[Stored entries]
* Start *
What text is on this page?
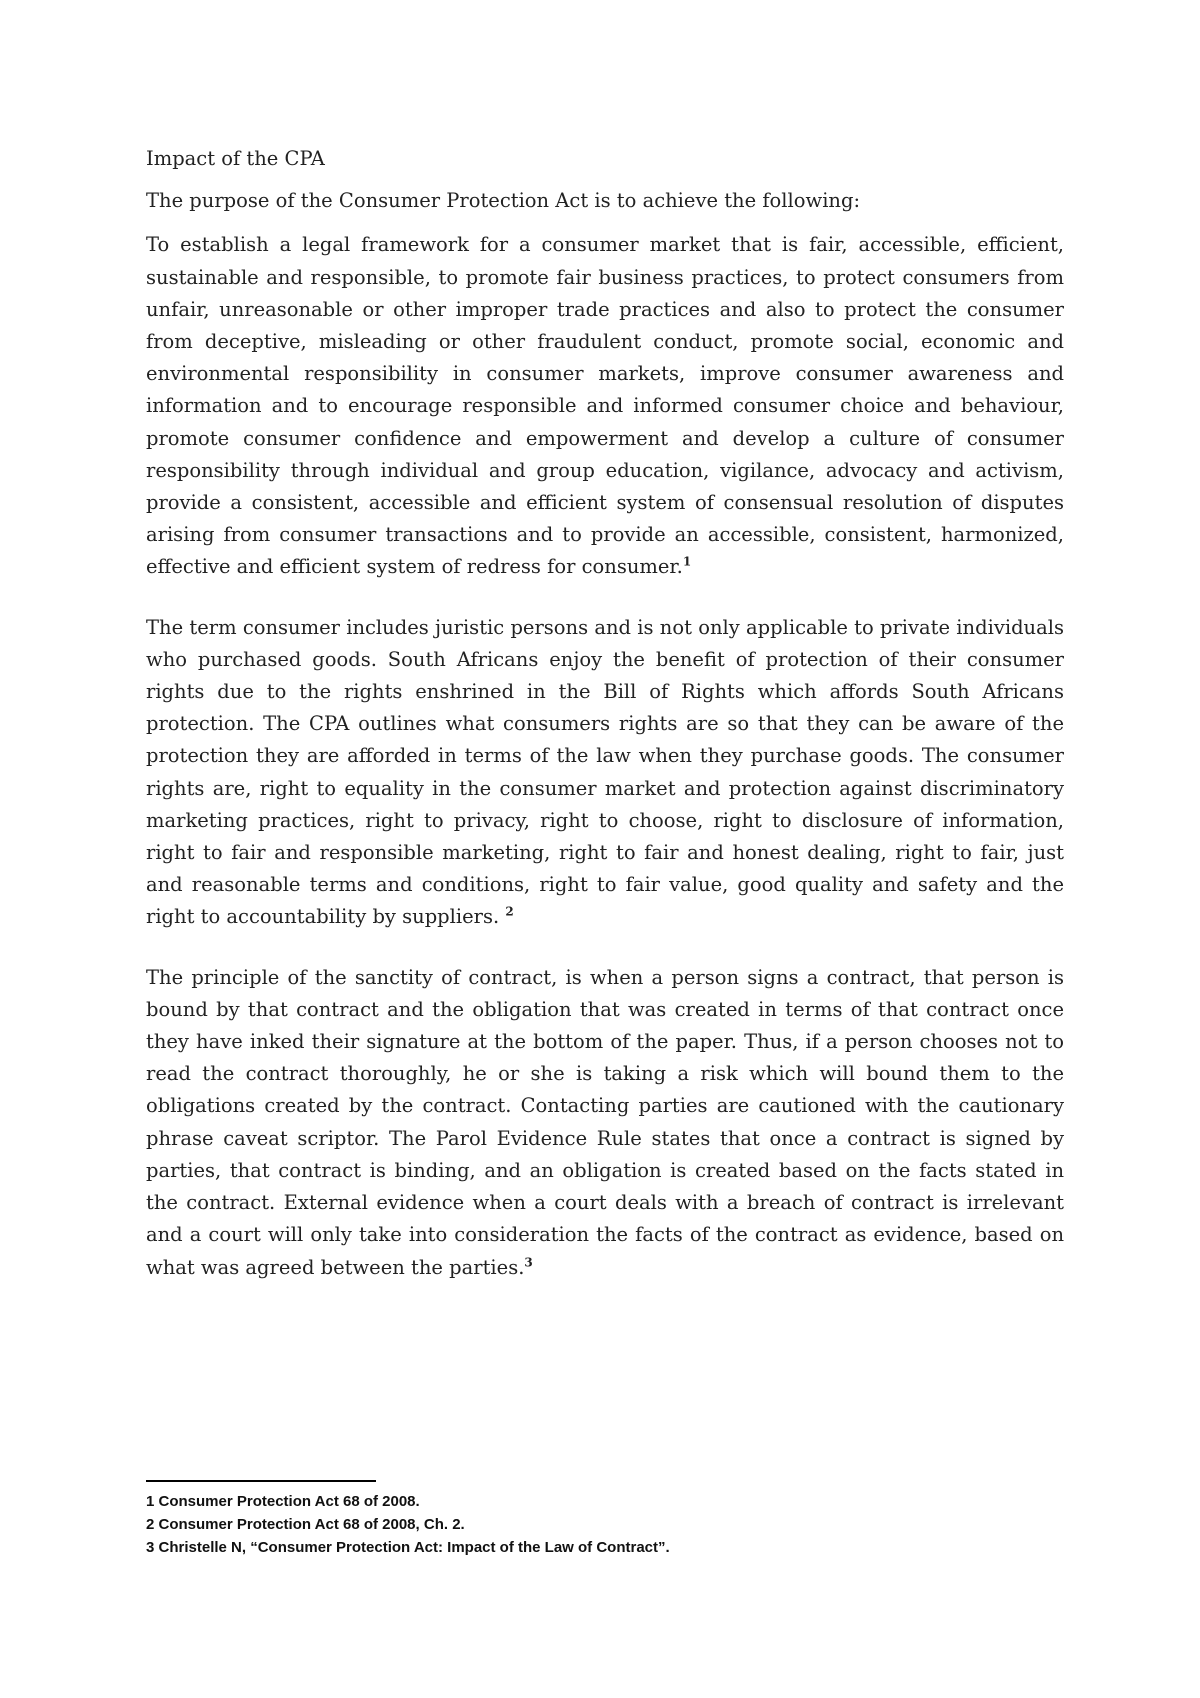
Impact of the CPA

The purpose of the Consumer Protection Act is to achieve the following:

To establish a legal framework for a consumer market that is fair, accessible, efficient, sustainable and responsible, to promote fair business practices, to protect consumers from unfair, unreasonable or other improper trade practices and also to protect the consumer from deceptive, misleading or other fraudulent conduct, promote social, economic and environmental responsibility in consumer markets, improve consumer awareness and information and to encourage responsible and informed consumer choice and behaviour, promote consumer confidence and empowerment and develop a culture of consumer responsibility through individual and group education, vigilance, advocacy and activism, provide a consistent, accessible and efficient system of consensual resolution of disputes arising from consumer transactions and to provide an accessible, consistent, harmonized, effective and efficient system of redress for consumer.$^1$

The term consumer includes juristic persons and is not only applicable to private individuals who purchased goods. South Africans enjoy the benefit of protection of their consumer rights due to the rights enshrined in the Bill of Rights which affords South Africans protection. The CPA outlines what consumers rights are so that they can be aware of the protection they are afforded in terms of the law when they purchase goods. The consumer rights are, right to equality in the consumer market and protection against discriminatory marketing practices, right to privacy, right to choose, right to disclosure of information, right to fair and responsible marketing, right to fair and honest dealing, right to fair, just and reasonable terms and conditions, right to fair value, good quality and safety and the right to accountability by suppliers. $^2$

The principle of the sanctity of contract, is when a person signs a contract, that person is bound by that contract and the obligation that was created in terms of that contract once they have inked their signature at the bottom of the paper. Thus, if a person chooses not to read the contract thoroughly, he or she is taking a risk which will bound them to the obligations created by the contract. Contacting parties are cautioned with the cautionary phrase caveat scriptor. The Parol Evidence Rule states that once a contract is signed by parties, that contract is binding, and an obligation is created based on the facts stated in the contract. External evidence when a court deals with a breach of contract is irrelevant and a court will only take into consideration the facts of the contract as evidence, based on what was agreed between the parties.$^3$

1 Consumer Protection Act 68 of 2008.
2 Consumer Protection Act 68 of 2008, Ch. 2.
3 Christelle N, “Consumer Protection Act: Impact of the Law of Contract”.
* End *
[WHAT THE EXERCISE ASKS] Copy out every line of the material above exactly, skipping the pictures.

[ANSWER TO THE PROBLEM]
What text is on this page?
Impact of the CPA

The purpose of the Consumer Protection Act is to achieve the following:

To establish a legal framework for a consumer market that is fair, accessible, efficient, sustainable and responsible, to promote fair business practices, to protect consumers from unfair, unreasonable or other improper trade practices and also to protect the consumer from deceptive, misleading or other fraudulent conduct, promote social, economic and environmental responsibility in consumer markets, improve consumer awareness and information and to encourage responsible and informed consumer choice and behaviour, promote consumer confidence and empowerment and develop a culture of consumer responsibility through individual and group education, vigilance, advocacy and activism, provide a consistent, accessible and efficient system of consensual resolution of disputes arising from consumer transactions and to provide an accessible, consistent, harmonized, effective and efficient system of redress for consumer.$^1$

The term consumer includes juristic persons and is not only applicable to private individuals who purchased goods. South Africans enjoy the benefit of protection of their consumer rights due to the rights enshrined in the Bill of Rights which affords South Africans protection. The CPA outlines what consumers rights are so that they can be aware of the protection they are afforded in terms of the law when they purchase goods. The consumer rights are, right to equality in the consumer market and protection against discriminatory marketing practices, right to privacy, right to choose, right to disclosure of information, right to fair and responsible marketing, right to fair and honest dealing, right to fair, just and reasonable terms and conditions, right to fair value, good quality and safety and the right to accountability by suppliers. $^2$

The principle of the sanctity of contract, is when a person signs a contract, that person is bound by that contract and the obligation that was created in terms of that contract once they have inked their signature at the bottom of the paper. Thus, if a person chooses not to read the contract thoroughly, he or she is taking a risk which will bound them to the obligations created by the contract. Contacting parties are cautioned with the cautionary phrase caveat scriptor. The Parol Evidence Rule states that once a contract is signed by parties, that contract is binding, and an obligation is created based on the facts stated in the contract. External evidence when a court deals with a breach of contract is irrelevant and a court will only take into consideration the facts of the contract as evidence, based on what was agreed between the parties.$^3$

1 Consumer Protection Act 68 of 2008.
2 Consumer Protection Act 68 of 2008, Ch. 2.
3 Christelle N, “Consumer Protection Act: Impact of the Law of Contract”.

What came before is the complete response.